---- Supplied data

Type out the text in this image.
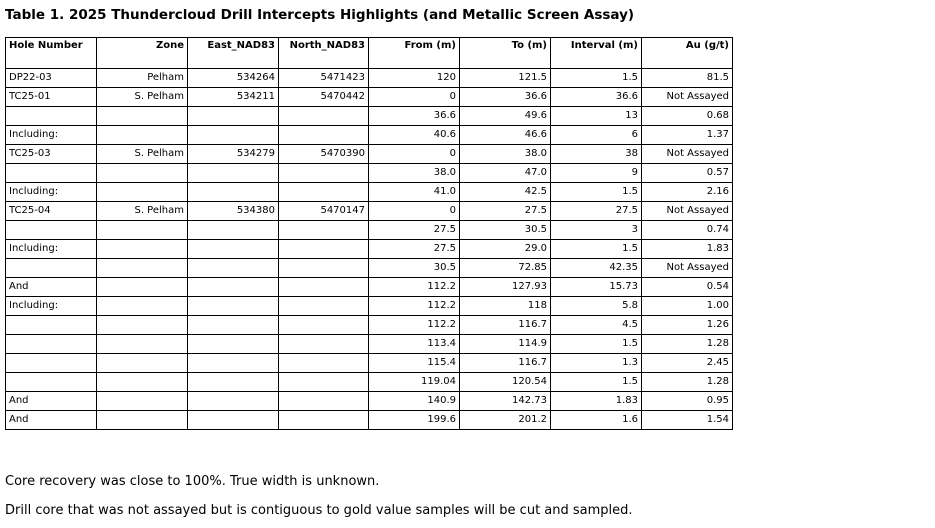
Table 1. 2025 Thundercloud Drill Intercepts Highlights (and Metallic Screen Assay)
Hole Number	Zone	East_NAD83	North_NAD83	From (m)	To (m)	Interval (m)	Au (g/t)
DP22-03	Pelham	534264	5471423	120	121.5	1.5	81.5
TC25-01	S. Pelham	534211	5470442	0	36.6	36.6	Not Assayed
				36.6	49.6	13	0.68
Including:				40.6	46.6	6	1.37
TC25-03	S. Pelham	534279	5470390	0	38.0	38	Not Assayed
				38.0	47.0	9	0.57
Including:				41.0	42.5	1.5	2.16
TC25-04	S. Pelham	534380	5470147	0	27.5	27.5	Not Assayed
				27.5	30.5	3	0.74
Including:				27.5	29.0	1.5	1.83
				30.5	72.85	42.35	Not Assayed
And				112.2	127.93	15.73	0.54
Including:				112.2	118	5.8	1.00
				112.2	116.7	4.5	1.26
				113.4	114.9	1.5	1.28
				115.4	116.7	1.3	2.45
				119.04	120.54	1.5	1.28
And				140.9	142.73	1.83	0.95
And				199.6	201.2	1.6	1.54
Core recovery was close to 100%. True width is unknown.
Drill core that was not assayed but is contiguous to gold value samples will be cut and sampled.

--------

### Task instructions:
Without any of the pictures, repeat the entries above word for word.

### Result of this exercise:
Type out the text in this image.
Table 1. 2025 Thundercloud Drill Intercepts Highlights (and Metallic Screen Assay)
Hole Number	Zone	East_NAD83	North_NAD83	From (m)	To (m)	Interval (m)	Au (g/t)
DP22-03	Pelham	534264	5471423	120	121.5	1.5	81.5
TC25-01	S. Pelham	534211	5470442	0	36.6	36.6	Not Assayed
				36.6	49.6	13	0.68
Including:				40.6	46.6	6	1.37
TC25-03	S. Pelham	534279	5470390	0	38.0	38	Not Assayed
				38.0	47.0	9	0.57
Including:				41.0	42.5	1.5	2.16
TC25-04	S. Pelham	534380	5470147	0	27.5	27.5	Not Assayed
				27.5	30.5	3	0.74
Including:				27.5	29.0	1.5	1.83
				30.5	72.85	42.35	Not Assayed
And				112.2	127.93	15.73	0.54
Including:				112.2	118	5.8	1.00
				112.2	116.7	4.5	1.26
				113.4	114.9	1.5	1.28
				115.4	116.7	1.3	2.45
				119.04	120.54	1.5	1.28
And				140.9	142.73	1.83	0.95
And				199.6	201.2	1.6	1.54
Core recovery was close to 100%. True width is unknown.
Drill core that was not assayed but is contiguous to gold value samples will be cut and sampled.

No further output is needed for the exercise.